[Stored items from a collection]
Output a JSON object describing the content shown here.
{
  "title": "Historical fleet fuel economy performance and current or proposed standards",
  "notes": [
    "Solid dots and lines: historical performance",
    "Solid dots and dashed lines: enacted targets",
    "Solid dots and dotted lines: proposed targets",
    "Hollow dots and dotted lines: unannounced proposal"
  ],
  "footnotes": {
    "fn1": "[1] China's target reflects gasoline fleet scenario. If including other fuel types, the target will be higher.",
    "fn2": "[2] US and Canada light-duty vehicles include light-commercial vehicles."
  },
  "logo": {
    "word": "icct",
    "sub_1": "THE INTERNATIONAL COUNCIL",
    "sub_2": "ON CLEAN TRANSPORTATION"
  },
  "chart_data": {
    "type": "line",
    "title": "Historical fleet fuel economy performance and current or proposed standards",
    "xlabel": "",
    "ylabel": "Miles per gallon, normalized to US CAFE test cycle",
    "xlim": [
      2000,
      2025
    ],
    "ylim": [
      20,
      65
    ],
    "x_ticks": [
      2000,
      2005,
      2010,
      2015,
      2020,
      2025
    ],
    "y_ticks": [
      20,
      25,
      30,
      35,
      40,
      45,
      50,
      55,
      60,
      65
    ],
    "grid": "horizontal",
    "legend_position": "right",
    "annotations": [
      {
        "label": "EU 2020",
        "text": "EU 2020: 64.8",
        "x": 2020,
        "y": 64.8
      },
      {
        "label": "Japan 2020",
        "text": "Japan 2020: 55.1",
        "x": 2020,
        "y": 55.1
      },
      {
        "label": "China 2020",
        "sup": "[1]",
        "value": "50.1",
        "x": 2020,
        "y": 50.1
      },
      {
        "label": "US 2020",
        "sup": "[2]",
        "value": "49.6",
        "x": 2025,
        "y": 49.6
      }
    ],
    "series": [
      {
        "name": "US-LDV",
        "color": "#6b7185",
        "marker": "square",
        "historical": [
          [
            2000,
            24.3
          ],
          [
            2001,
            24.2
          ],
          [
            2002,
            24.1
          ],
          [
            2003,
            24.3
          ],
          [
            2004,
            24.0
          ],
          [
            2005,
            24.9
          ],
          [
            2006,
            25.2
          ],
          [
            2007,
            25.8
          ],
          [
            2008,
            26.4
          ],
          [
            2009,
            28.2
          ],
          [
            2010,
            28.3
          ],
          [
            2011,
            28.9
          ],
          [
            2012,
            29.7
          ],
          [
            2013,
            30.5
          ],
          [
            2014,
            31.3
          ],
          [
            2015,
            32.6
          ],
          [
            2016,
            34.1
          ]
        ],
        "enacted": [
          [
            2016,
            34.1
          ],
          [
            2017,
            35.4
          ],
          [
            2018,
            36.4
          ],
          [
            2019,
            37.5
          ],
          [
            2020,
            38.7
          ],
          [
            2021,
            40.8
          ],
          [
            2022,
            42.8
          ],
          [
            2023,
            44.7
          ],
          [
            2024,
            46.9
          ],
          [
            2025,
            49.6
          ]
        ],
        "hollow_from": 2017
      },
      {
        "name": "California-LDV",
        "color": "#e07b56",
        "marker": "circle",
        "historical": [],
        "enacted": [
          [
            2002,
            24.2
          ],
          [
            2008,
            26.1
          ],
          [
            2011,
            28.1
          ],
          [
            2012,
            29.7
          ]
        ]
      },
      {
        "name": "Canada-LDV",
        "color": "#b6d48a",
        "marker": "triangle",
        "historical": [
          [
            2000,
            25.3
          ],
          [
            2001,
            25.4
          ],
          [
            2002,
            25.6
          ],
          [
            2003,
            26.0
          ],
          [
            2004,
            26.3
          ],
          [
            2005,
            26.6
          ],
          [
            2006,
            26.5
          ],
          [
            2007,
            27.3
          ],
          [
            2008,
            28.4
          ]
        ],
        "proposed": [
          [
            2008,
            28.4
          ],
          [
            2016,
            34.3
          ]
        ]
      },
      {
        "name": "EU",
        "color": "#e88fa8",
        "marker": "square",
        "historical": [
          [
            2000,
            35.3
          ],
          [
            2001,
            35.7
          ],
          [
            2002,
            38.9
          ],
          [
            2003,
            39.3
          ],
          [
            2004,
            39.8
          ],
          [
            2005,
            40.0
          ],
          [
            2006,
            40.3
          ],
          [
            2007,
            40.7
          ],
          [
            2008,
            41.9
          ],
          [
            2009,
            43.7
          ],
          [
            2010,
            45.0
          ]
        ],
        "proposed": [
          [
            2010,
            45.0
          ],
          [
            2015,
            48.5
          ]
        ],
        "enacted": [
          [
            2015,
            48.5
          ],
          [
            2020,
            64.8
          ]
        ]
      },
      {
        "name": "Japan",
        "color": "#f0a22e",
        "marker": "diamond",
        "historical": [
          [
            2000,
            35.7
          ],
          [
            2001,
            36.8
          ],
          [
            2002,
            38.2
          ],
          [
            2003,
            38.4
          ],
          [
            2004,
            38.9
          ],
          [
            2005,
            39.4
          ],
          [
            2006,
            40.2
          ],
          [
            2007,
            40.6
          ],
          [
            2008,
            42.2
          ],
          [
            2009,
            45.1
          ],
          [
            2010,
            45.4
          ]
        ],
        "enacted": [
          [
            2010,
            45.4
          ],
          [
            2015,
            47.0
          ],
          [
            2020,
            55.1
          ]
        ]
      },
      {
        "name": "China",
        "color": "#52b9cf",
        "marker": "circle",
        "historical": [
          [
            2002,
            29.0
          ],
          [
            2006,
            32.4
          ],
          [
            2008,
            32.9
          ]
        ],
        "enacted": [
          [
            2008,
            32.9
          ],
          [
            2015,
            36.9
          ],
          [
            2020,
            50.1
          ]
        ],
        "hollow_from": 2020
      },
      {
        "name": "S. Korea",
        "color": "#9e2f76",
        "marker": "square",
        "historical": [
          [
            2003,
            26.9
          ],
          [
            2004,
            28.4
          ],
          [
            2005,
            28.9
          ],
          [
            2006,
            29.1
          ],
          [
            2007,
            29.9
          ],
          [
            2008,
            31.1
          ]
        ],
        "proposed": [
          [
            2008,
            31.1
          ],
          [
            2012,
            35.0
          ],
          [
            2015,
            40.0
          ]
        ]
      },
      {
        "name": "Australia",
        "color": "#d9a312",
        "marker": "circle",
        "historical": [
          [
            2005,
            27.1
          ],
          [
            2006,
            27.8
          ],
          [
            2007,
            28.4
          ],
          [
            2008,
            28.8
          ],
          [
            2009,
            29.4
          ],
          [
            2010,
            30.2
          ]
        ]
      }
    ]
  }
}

**TASK STATEMENT:** Retype each record exactly, leaving nothing out.

**THE ANSWER:**
Output a JSON object describing the content shown here.
{
  "title": "Historical fleet fuel economy performance and current or proposed standards",
  "notes": [
    "Solid dots and lines: historical performance",
    "Solid dots and dashed lines: enacted targets",
    "Solid dots and dotted lines: proposed targets",
    "Hollow dots and dotted lines: unannounced proposal"
  ],
  "footnotes": {
    "fn1": "[1] China's target reflects gasoline fleet scenario. If including other fuel types, the target will be higher.",
    "fn2": "[2] US and Canada light-duty vehicles include light-commercial vehicles."
  },
  "logo": {
    "word": "icct",
    "sub_1": "THE INTERNATIONAL COUNCIL",
    "sub_2": "ON CLEAN TRANSPORTATION"
  },
  "chart_data": {
    "type": "line",
    "title": "Historical fleet fuel economy performance and current or proposed standards",
    "xlabel": "",
    "ylabel": "Miles per gallon, normalized to US CAFE test cycle",
    "xlim": [
      2000,
      2025
    ],
    "ylim": [
      20,
      65
    ],
    "x_ticks": [
      2000,
      2005,
      2010,
      2015,
      2020,
      2025
    ],
    "y_ticks": [
      20,
      25,
      30,
      35,
      40,
      45,
      50,
      55,
      60,
      65
    ],
    "grid": "horizontal",
    "legend_position": "right",
    "annotations": [
      {
        "label": "EU 2020",
        "text": "EU 2020: 64.8",
        "x": 2020,
        "y": 64.8
      },
      {
        "label": "Japan 2020",
        "text": "Japan 2020: 55.1",
        "x": 2020,
        "y": 55.1
      },
      {
        "label": "China 2020",
        "sup": "[1]",
        "value": "50.1",
        "x": 2020,
        "y": 50.1
      },
      {
        "label": "US 2020",
        "sup": "[2]",
        "value": "49.6",
        "x": 2025,
        "y": 49.6
      }
    ],
    "series": [
      {
        "name": "US-LDV",
        "color": "#6b7185",
        "marker": "square",
        "historical": [
          [
            2000,
            24.3
          ],
          [
            2001,
            24.2
          ],
          [
            2002,
            24.1
          ],
          [
            2003,
            24.3
          ],
          [
            2004,
            24.0
          ],
          [
            2005,
            24.9
          ],
          [
            2006,
            25.2
          ],
          [
            2007,
            25.8
          ],
          [
            2008,
            26.4
          ],
          [
            2009,
            28.2
          ],
          [
            2010,
            28.3
          ],
          [
            2011,
            28.9
          ],
          [
            2012,
            29.7
          ],
          [
            2013,
            30.5
          ],
          [
            2014,
            31.3
          ],
          [
            2015,
            32.6
          ],
          [
            2016,
            34.1
          ]
        ],
        "enacted": [
          [
            2016,
            34.1
          ],
          [
            2017,
            35.4
          ],
          [
            2018,
            36.4
          ],
          [
            2019,
            37.5
          ],
          [
            2020,
            38.7
          ],
          [
            2021,
            40.8
          ],
          [
            2022,
            42.8
          ],
          [
            2023,
            44.7
          ],
          [
            2024,
            46.9
          ],
          [
            2025,
            49.6
          ]
        ],
        "hollow_from": 2017
      },
      {
        "name": "California-LDV",
        "color": "#e07b56",
        "marker": "circle",
        "historical": [],
        "enacted": [
          [
            2002,
            24.2
          ],
          [
            2008,
            26.1
          ],
          [
            2011,
            28.1
          ],
          [
            2012,
            29.7
          ]
        ]
      },
      {
        "name": "Canada-LDV",
        "color": "#b6d48a",
        "marker": "triangle",
        "historical": [
          [
            2000,
            25.3
          ],
          [
            2001,
            25.4
          ],
          [
            2002,
            25.6
          ],
          [
            2003,
            26.0
          ],
          [
            2004,
            26.3
          ],
          [
            2005,
            26.6
          ],
          [
            2006,
            26.5
          ],
          [
            2007,
            27.3
          ],
          [
            2008,
            28.4
          ]
        ],
        "proposed": [
          [
            2008,
            28.4
          ],
          [
            2016,
            34.3
          ]
        ]
      },
      {
        "name": "EU",
        "color": "#e88fa8",
        "marker": "square",
        "historical": [
          [
            2000,
            35.3
          ],
          [
            2001,
            35.7
          ],
          [
            2002,
            38.9
          ],
          [
            2003,
            39.3
          ],
          [
            2004,
            39.8
          ],
          [
            2005,
            40.0
          ],
          [
            2006,
            40.3
          ],
          [
            2007,
            40.7
          ],
          [
            2008,
            41.9
          ],
          [
            2009,
            43.7
          ],
          [
            2010,
            45.0
          ]
        ],
        "proposed": [
          [
            2010,
            45.0
          ],
          [
            2015,
            48.5
          ]
        ],
        "enacted": [
          [
            2015,
            48.5
          ],
          [
            2020,
            64.8
          ]
        ]
      },
      {
        "name": "Japan",
        "color": "#f0a22e",
        "marker": "diamond",
        "historical": [
          [
            2000,
            35.7
          ],
          [
            2001,
            36.8
          ],
          [
            2002,
            38.2
          ],
          [
            2003,
            38.4
          ],
          [
            2004,
            38.9
          ],
          [
            2005,
            39.4
          ],
          [
            2006,
            40.2
          ],
          [
            2007,
            40.6
          ],
          [
            2008,
            42.2
          ],
          [
            2009,
            45.1
          ],
          [
            2010,
            45.4
          ]
        ],
        "enacted": [
          [
            2010,
            45.4
          ],
          [
            2015,
            47.0
          ],
          [
            2020,
            55.1
          ]
        ]
      },
      {
        "name": "China",
        "color": "#52b9cf",
        "marker": "circle",
        "historical": [
          [
            2002,
            29.0
          ],
          [
            2006,
            32.4
          ],
          [
            2008,
            32.9
          ]
        ],
        "enacted": [
          [
            2008,
            32.9
          ],
          [
            2015,
            36.9
          ],
          [
            2020,
            50.1
          ]
        ],
        "hollow_from": 2020
      },
      {
        "name": "S. Korea",
        "color": "#9e2f76",
        "marker": "square",
        "historical": [
          [
            2003,
            26.9
          ],
          [
            2004,
            28.4
          ],
          [
            2005,
            28.9
          ],
          [
            2006,
            29.1
          ],
          [
            2007,
            29.9
          ],
          [
            2008,
            31.1
          ]
        ],
        "proposed": [
          [
            2008,
            31.1
          ],
          [
            2012,
            35.0
          ],
          [
            2015,
            40.0
          ]
        ]
      },
      {
        "name": "Australia",
        "color": "#d9a312",
        "marker": "circle",
        "historical": [
          [
            2005,
            27.1
          ],
          [
            2006,
            27.8
          ],
          [
            2007,
            28.4
          ],
          [
            2008,
            28.8
          ],
          [
            2009,
            29.4
          ],
          [
            2010,
            30.2
          ]
        ]
      }
    ]
  }
}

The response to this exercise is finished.